AIM OF THE EXERCISE: From the entries below, pull out each line where "cold" appears.
>>>>>
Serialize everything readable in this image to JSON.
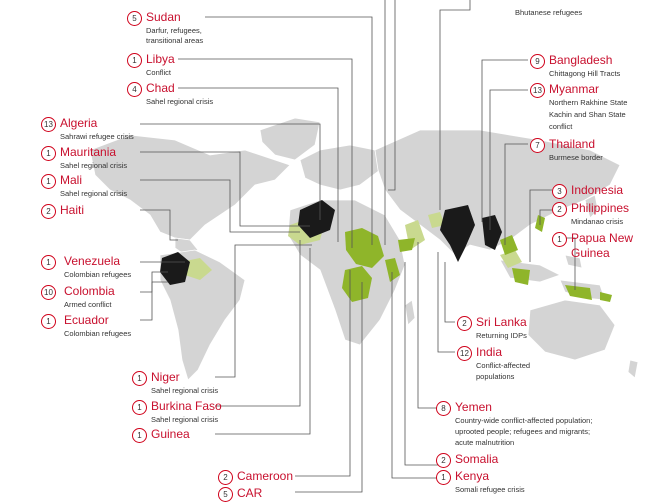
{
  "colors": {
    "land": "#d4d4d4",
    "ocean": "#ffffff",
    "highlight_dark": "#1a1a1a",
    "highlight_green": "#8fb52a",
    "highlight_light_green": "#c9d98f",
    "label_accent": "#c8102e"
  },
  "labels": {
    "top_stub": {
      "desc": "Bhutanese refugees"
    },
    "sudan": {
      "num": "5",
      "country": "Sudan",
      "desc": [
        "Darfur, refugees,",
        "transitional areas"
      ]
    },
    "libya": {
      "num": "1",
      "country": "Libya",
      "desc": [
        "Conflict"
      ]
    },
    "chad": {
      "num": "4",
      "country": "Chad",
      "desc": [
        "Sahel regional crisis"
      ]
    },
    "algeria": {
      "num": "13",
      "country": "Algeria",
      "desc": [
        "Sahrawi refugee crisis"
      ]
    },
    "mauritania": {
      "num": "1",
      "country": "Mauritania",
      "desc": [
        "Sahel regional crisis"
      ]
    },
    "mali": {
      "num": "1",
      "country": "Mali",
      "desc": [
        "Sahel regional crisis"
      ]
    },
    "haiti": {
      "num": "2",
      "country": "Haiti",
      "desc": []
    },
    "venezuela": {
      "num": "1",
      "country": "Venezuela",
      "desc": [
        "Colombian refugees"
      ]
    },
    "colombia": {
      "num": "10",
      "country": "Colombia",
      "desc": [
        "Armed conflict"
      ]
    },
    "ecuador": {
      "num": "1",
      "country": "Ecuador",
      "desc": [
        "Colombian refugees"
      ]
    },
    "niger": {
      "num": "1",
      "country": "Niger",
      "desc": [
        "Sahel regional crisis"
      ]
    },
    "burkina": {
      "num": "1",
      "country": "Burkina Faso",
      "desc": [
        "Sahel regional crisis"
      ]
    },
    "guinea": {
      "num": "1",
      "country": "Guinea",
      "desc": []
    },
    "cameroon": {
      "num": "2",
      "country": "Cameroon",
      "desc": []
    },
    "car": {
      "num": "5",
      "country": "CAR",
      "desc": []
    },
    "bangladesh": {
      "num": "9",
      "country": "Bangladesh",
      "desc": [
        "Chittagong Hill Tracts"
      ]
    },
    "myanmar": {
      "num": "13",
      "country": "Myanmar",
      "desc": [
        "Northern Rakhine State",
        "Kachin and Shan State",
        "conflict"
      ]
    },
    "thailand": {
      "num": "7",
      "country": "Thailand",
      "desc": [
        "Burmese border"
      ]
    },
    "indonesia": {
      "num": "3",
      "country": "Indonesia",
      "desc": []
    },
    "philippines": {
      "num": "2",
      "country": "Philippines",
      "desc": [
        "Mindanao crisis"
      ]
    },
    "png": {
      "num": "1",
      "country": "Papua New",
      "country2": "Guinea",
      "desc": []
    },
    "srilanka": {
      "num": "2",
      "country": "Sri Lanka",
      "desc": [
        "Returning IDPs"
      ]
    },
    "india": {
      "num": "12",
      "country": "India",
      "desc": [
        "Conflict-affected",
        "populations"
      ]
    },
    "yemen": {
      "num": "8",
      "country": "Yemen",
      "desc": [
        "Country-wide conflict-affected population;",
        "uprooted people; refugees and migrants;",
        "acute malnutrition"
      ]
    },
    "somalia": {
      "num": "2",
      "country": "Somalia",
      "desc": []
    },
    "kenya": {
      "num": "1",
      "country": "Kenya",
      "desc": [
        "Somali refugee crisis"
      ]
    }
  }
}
<<<<<
>>>>>
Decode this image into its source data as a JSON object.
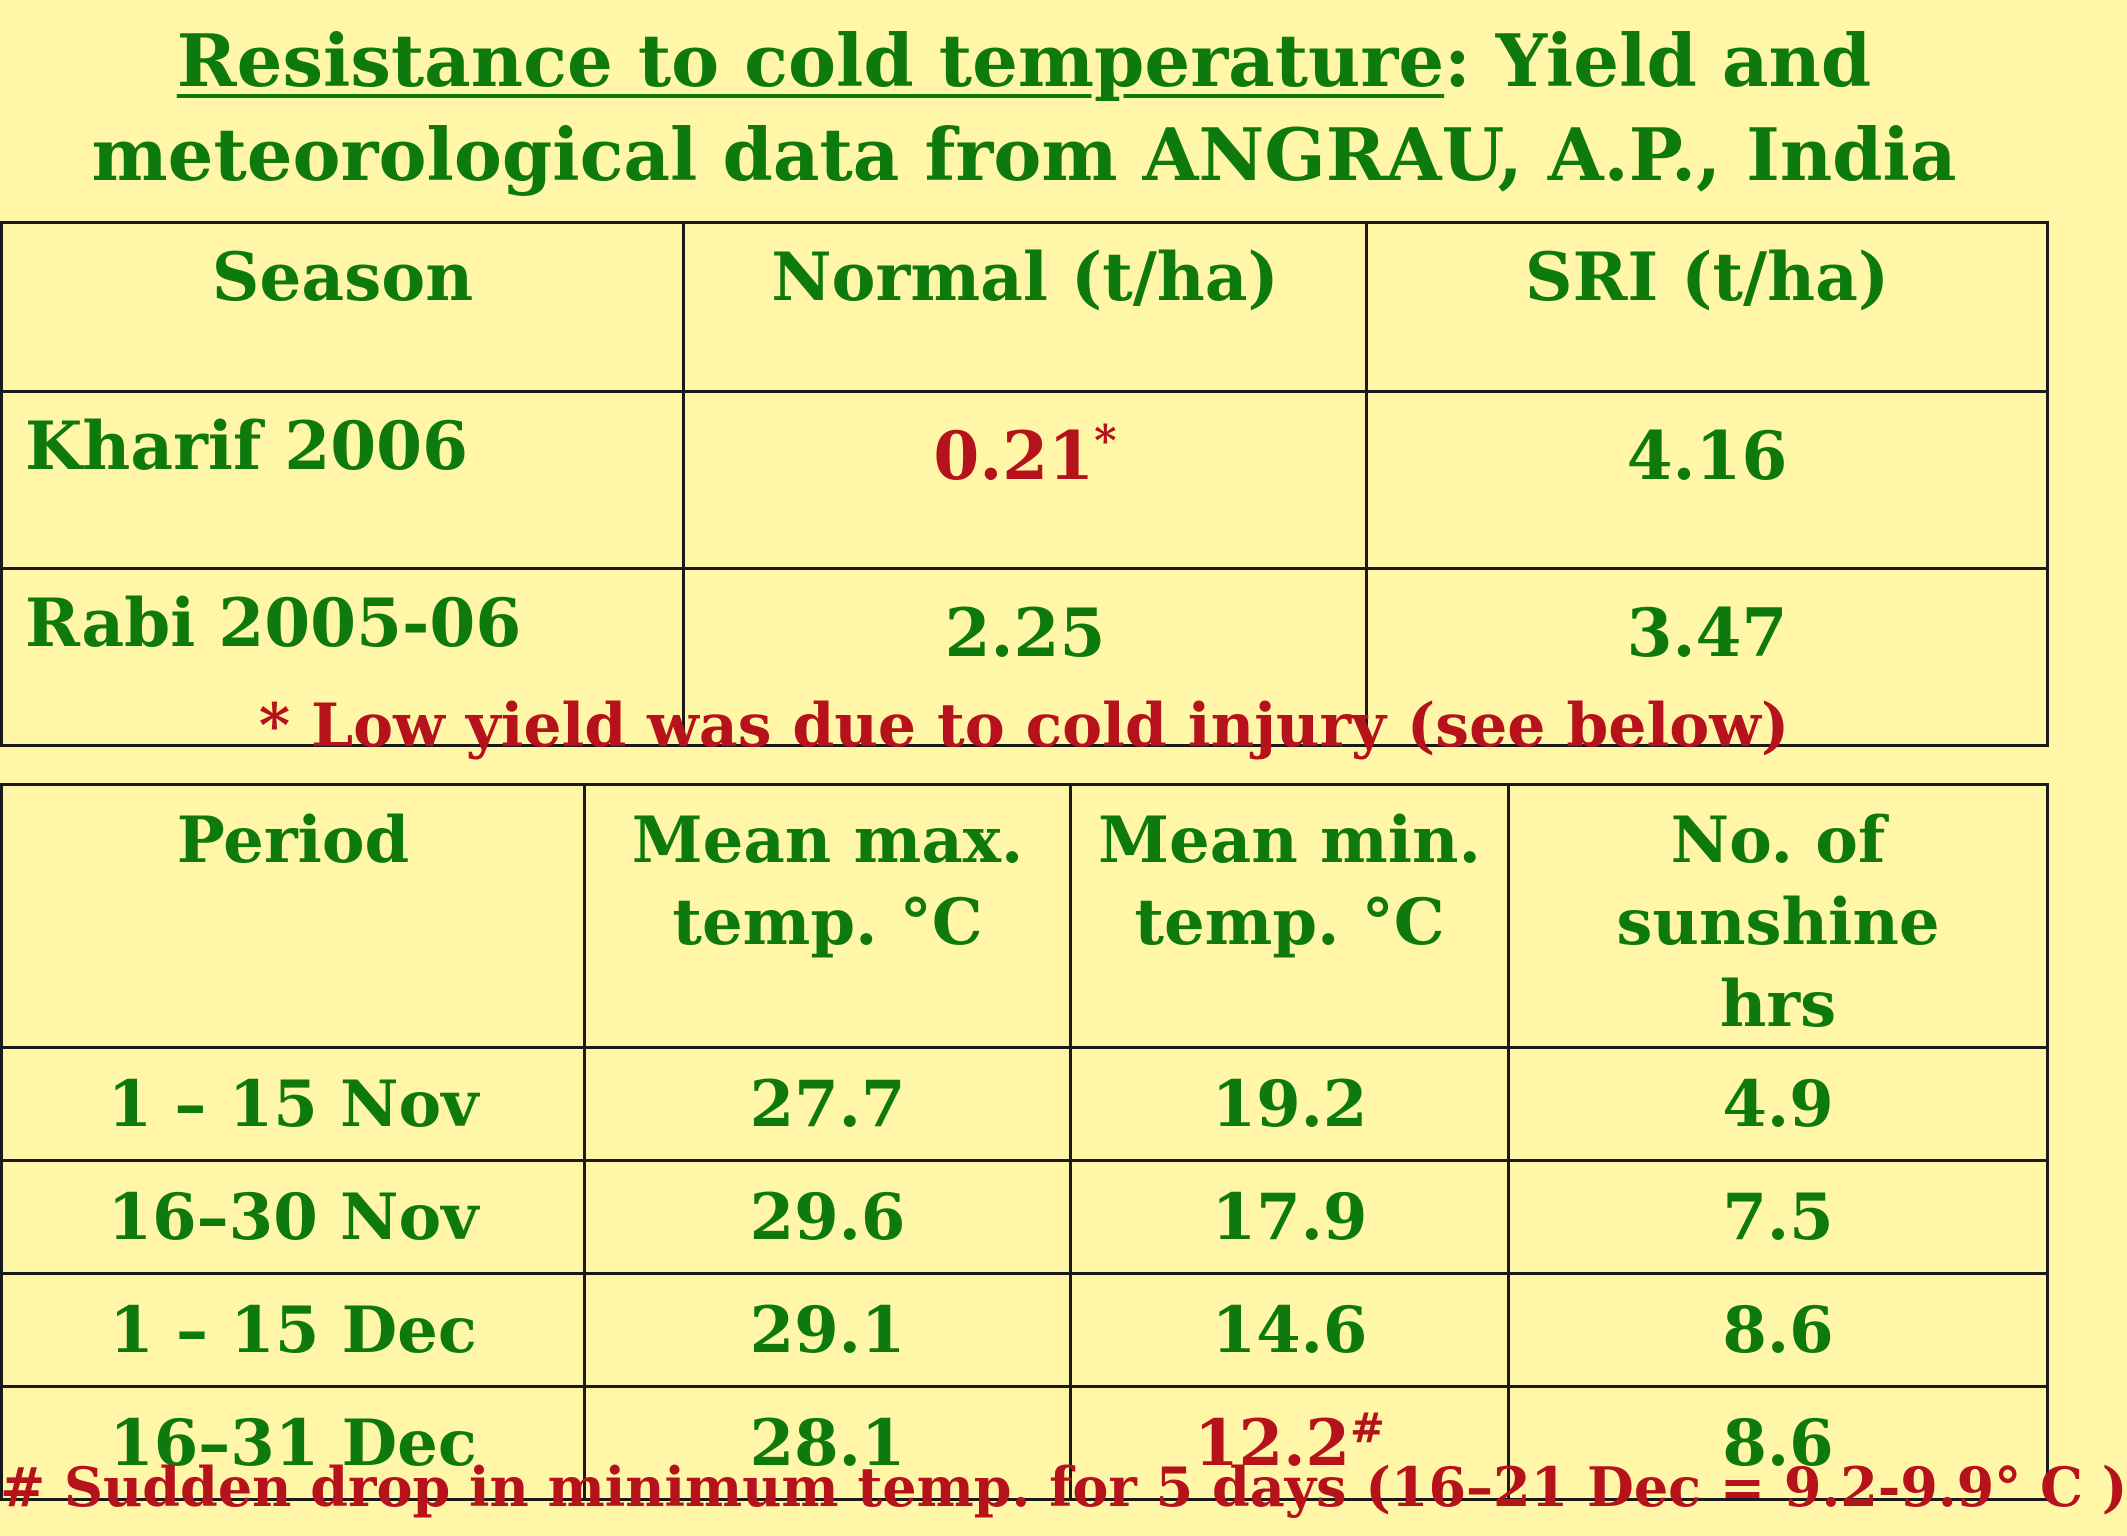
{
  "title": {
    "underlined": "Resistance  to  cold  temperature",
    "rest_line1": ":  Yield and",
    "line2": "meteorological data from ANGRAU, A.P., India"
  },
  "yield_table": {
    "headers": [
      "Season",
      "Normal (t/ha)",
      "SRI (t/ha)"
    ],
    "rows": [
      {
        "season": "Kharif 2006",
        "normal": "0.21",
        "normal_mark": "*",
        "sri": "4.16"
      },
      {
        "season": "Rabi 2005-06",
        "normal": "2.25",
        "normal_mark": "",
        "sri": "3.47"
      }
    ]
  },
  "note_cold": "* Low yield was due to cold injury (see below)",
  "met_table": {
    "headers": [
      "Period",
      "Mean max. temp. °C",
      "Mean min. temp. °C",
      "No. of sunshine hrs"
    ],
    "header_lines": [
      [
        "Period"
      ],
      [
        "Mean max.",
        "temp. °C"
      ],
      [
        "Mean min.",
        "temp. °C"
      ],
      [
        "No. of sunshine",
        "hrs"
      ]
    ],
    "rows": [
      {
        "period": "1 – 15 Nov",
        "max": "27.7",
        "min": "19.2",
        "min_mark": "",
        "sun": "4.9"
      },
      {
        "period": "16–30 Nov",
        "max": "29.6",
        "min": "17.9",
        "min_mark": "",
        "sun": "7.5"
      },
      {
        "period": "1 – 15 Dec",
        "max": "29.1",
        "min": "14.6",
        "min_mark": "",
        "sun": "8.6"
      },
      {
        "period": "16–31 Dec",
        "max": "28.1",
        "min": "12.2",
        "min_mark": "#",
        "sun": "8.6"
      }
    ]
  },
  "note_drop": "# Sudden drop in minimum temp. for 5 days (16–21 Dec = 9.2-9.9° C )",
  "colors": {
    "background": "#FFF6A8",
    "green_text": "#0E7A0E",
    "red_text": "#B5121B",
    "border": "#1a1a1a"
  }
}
<<<<<
TASK RESPONSE:
    "underlined": "Resistance  to  cold  temperature",
  "note_cold": "* Low yield was due to cold injury (see below)",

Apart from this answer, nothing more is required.